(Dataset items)
---

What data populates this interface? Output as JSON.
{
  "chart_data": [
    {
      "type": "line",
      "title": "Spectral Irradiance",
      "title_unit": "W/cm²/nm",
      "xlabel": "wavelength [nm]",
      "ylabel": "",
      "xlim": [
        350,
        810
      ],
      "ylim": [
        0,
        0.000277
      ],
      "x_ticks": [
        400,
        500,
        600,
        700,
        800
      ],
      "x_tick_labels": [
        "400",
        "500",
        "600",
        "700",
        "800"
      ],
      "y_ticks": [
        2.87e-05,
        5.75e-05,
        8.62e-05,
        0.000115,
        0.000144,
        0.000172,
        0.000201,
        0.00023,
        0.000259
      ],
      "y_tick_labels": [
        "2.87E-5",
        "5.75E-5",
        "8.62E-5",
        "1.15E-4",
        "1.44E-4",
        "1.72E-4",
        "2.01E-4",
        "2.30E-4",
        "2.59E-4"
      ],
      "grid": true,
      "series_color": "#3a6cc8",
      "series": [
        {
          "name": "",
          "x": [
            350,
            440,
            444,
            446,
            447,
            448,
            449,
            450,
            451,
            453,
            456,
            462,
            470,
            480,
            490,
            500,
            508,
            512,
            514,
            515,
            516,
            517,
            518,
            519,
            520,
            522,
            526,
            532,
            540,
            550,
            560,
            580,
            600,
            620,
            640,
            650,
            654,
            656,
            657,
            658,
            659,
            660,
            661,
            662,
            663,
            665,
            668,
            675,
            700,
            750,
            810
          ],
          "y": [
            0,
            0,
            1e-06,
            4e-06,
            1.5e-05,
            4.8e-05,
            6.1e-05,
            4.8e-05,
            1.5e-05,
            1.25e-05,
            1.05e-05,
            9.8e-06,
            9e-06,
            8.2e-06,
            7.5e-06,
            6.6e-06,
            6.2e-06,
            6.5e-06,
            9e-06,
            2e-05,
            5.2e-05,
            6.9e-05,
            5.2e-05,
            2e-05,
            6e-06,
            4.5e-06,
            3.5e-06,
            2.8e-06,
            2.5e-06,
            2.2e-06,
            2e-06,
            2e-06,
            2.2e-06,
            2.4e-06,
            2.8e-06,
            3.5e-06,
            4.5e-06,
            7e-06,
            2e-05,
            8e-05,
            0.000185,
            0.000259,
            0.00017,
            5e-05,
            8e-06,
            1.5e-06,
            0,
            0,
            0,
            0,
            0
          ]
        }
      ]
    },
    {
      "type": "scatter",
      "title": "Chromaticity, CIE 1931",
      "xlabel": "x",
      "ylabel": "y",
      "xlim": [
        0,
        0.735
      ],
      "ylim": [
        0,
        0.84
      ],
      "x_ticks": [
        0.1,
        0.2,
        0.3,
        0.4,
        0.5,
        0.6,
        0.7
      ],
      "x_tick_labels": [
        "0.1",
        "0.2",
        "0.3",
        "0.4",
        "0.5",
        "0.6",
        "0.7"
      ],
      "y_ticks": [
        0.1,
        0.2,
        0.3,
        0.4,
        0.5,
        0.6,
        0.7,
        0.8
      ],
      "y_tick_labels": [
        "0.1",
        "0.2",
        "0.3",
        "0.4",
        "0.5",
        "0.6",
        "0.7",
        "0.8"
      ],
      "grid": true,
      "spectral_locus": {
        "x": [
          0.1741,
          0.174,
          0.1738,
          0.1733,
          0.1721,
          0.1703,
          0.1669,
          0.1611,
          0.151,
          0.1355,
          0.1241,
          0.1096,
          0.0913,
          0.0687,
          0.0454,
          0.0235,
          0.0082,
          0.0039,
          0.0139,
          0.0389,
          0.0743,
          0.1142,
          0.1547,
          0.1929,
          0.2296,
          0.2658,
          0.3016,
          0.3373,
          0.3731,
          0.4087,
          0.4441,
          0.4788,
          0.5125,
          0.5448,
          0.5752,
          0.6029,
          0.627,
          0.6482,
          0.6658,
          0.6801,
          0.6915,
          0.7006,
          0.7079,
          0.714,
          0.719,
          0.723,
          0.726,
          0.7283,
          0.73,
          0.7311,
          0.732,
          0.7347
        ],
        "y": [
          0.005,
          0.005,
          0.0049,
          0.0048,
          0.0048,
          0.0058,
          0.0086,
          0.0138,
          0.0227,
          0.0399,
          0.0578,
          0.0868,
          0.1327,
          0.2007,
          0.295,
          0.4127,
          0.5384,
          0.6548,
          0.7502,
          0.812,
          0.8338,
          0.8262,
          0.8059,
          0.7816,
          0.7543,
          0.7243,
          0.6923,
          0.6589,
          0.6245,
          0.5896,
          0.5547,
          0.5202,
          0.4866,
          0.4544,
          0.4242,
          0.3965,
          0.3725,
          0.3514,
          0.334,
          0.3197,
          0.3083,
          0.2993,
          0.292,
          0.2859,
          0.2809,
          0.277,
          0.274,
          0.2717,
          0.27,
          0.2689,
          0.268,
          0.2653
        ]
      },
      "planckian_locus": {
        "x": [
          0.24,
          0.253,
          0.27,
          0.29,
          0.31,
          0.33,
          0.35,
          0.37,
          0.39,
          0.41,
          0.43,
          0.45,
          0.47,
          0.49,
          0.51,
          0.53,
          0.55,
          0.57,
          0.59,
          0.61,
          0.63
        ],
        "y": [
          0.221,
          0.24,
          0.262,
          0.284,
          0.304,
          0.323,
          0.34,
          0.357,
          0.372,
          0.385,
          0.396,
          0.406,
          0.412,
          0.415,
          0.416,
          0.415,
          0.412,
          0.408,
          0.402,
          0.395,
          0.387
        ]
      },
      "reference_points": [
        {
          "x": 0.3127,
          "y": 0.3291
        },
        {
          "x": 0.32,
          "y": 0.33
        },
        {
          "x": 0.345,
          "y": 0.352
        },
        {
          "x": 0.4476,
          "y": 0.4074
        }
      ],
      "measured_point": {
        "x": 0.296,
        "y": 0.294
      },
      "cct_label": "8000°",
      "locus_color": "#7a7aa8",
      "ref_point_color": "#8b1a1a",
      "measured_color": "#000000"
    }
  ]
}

---

Exercise task: Repeat the listing in full, keeping every line exactly as it is.

Exercise answer:
What data populates this interface? Output as JSON.
{
  "chart_data": [
    {
      "type": "line",
      "title": "Spectral Irradiance",
      "title_unit": "W/cm²/nm",
      "xlabel": "wavelength [nm]",
      "ylabel": "",
      "xlim": [
        350,
        810
      ],
      "ylim": [
        0,
        0.000277
      ],
      "x_ticks": [
        400,
        500,
        600,
        700,
        800
      ],
      "x_tick_labels": [
        "400",
        "500",
        "600",
        "700",
        "800"
      ],
      "y_ticks": [
        2.87e-05,
        5.75e-05,
        8.62e-05,
        0.000115,
        0.000144,
        0.000172,
        0.000201,
        0.00023,
        0.000259
      ],
      "y_tick_labels": [
        "2.87E-5",
        "5.75E-5",
        "8.62E-5",
        "1.15E-4",
        "1.44E-4",
        "1.72E-4",
        "2.01E-4",
        "2.30E-4",
        "2.59E-4"
      ],
      "grid": true,
      "series_color": "#3a6cc8",
      "series": [
        {
          "name": "",
          "x": [
            350,
            440,
            444,
            446,
            447,
            448,
            449,
            450,
            451,
            453,
            456,
            462,
            470,
            480,
            490,
            500,
            508,
            512,
            514,
            515,
            516,
            517,
            518,
            519,
            520,
            522,
            526,
            532,
            540,
            550,
            560,
            580,
            600,
            620,
            640,
            650,
            654,
            656,
            657,
            658,
            659,
            660,
            661,
            662,
            663,
            665,
            668,
            675,
            700,
            750,
            810
          ],
          "y": [
            0,
            0,
            1e-06,
            4e-06,
            1.5e-05,
            4.8e-05,
            6.1e-05,
            4.8e-05,
            1.5e-05,
            1.25e-05,
            1.05e-05,
            9.8e-06,
            9e-06,
            8.2e-06,
            7.5e-06,
            6.6e-06,
            6.2e-06,
            6.5e-06,
            9e-06,
            2e-05,
            5.2e-05,
            6.9e-05,
            5.2e-05,
            2e-05,
            6e-06,
            4.5e-06,
            3.5e-06,
            2.8e-06,
            2.5e-06,
            2.2e-06,
            2e-06,
            2e-06,
            2.2e-06,
            2.4e-06,
            2.8e-06,
            3.5e-06,
            4.5e-06,
            7e-06,
            2e-05,
            8e-05,
            0.000185,
            0.000259,
            0.00017,
            5e-05,
            8e-06,
            1.5e-06,
            0,
            0,
            0,
            0,
            0
          ]
        }
      ]
    },
    {
      "type": "scatter",
      "title": "Chromaticity, CIE 1931",
      "xlabel": "x",
      "ylabel": "y",
      "xlim": [
        0,
        0.735
      ],
      "ylim": [
        0,
        0.84
      ],
      "x_ticks": [
        0.1,
        0.2,
        0.3,
        0.4,
        0.5,
        0.6,
        0.7
      ],
      "x_tick_labels": [
        "0.1",
        "0.2",
        "0.3",
        "0.4",
        "0.5",
        "0.6",
        "0.7"
      ],
      "y_ticks": [
        0.1,
        0.2,
        0.3,
        0.4,
        0.5,
        0.6,
        0.7,
        0.8
      ],
      "y_tick_labels": [
        "0.1",
        "0.2",
        "0.3",
        "0.4",
        "0.5",
        "0.6",
        "0.7",
        "0.8"
      ],
      "grid": true,
      "spectral_locus": {
        "x": [
          0.1741,
          0.174,
          0.1738,
          0.1733,
          0.1721,
          0.1703,
          0.1669,
          0.1611,
          0.151,
          0.1355,
          0.1241,
          0.1096,
          0.0913,
          0.0687,
          0.0454,
          0.0235,
          0.0082,
          0.0039,
          0.0139,
          0.0389,
          0.0743,
          0.1142,
          0.1547,
          0.1929,
          0.2296,
          0.2658,
          0.3016,
          0.3373,
          0.3731,
          0.4087,
          0.4441,
          0.4788,
          0.5125,
          0.5448,
          0.5752,
          0.6029,
          0.627,
          0.6482,
          0.6658,
          0.6801,
          0.6915,
          0.7006,
          0.7079,
          0.714,
          0.719,
          0.723,
          0.726,
          0.7283,
          0.73,
          0.7311,
          0.732,
          0.7347
        ],
        "y": [
          0.005,
          0.005,
          0.0049,
          0.0048,
          0.0048,
          0.0058,
          0.0086,
          0.0138,
          0.0227,
          0.0399,
          0.0578,
          0.0868,
          0.1327,
          0.2007,
          0.295,
          0.4127,
          0.5384,
          0.6548,
          0.7502,
          0.812,
          0.8338,
          0.8262,
          0.8059,
          0.7816,
          0.7543,
          0.7243,
          0.6923,
          0.6589,
          0.6245,
          0.5896,
          0.5547,
          0.5202,
          0.4866,
          0.4544,
          0.4242,
          0.3965,
          0.3725,
          0.3514,
          0.334,
          0.3197,
          0.3083,
          0.2993,
          0.292,
          0.2859,
          0.2809,
          0.277,
          0.274,
          0.2717,
          0.27,
          0.2689,
          0.268,
          0.2653
        ]
      },
      "planckian_locus": {
        "x": [
          0.24,
          0.253,
          0.27,
          0.29,
          0.31,
          0.33,
          0.35,
          0.37,
          0.39,
          0.41,
          0.43,
          0.45,
          0.47,
          0.49,
          0.51,
          0.53,
          0.55,
          0.57,
          0.59,
          0.61,
          0.63
        ],
        "y": [
          0.221,
          0.24,
          0.262,
          0.284,
          0.304,
          0.323,
          0.34,
          0.357,
          0.372,
          0.385,
          0.396,
          0.406,
          0.412,
          0.415,
          0.416,
          0.415,
          0.412,
          0.408,
          0.402,
          0.395,
          0.387
        ]
      },
      "reference_points": [
        {
          "x": 0.3127,
          "y": 0.3291
        },
        {
          "x": 0.32,
          "y": 0.33
        },
        {
          "x": 0.345,
          "y": 0.352
        },
        {
          "x": 0.4476,
          "y": 0.4074
        }
      ],
      "measured_point": {
        "x": 0.296,
        "y": 0.294
      },
      "cct_label": "8000°",
      "locus_color": "#7a7aa8",
      "ref_point_color": "#8b1a1a",
      "measured_color": "#000000"
    }
  ]
}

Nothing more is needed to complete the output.